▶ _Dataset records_
## BEGIN
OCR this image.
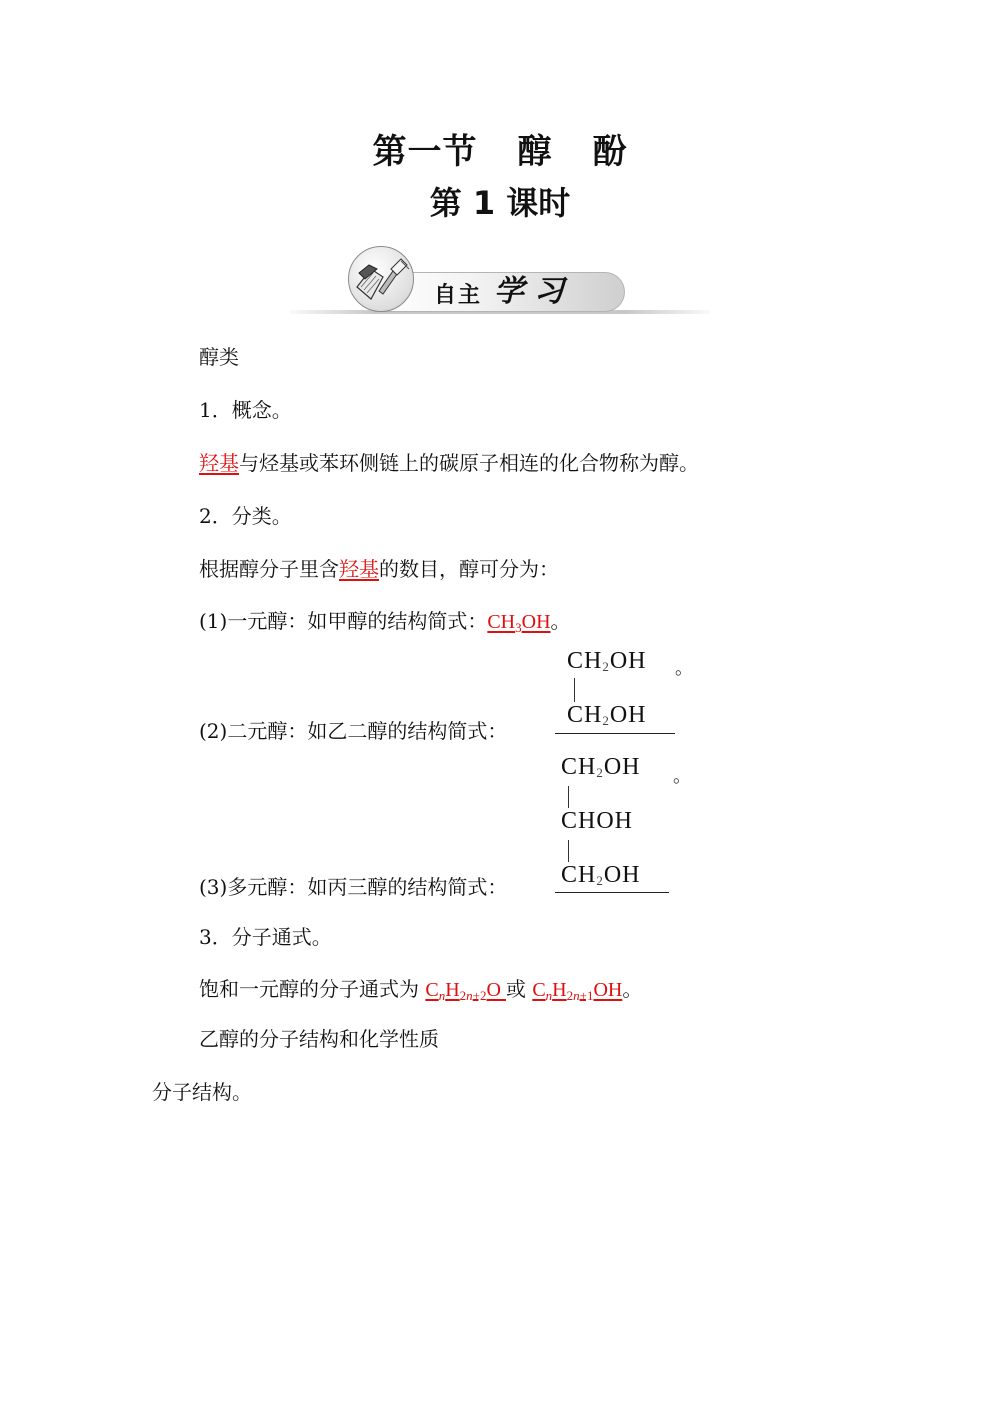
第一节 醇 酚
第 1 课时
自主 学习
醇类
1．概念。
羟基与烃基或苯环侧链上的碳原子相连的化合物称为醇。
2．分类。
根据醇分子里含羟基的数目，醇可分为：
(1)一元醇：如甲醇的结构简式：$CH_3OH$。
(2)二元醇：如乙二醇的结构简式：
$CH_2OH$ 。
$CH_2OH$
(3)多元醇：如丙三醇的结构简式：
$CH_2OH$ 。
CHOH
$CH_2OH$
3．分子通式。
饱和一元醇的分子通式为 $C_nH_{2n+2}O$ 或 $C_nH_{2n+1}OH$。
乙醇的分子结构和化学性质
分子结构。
## END
## BEGIN
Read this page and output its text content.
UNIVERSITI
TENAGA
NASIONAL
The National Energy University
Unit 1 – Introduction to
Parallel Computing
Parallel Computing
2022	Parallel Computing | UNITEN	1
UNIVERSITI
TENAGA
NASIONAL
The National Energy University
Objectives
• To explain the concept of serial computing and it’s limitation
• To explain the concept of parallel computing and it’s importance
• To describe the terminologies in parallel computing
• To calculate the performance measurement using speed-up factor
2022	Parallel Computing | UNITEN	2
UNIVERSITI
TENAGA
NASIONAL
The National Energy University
## END
▶ _What to produce_
Scan the data above; copy every line where "concept" appears.

▶ _Solution to this exercise_
• To explain the concept of serial computing and it’s limitation
• To explain the concept of parallel computing and it’s importance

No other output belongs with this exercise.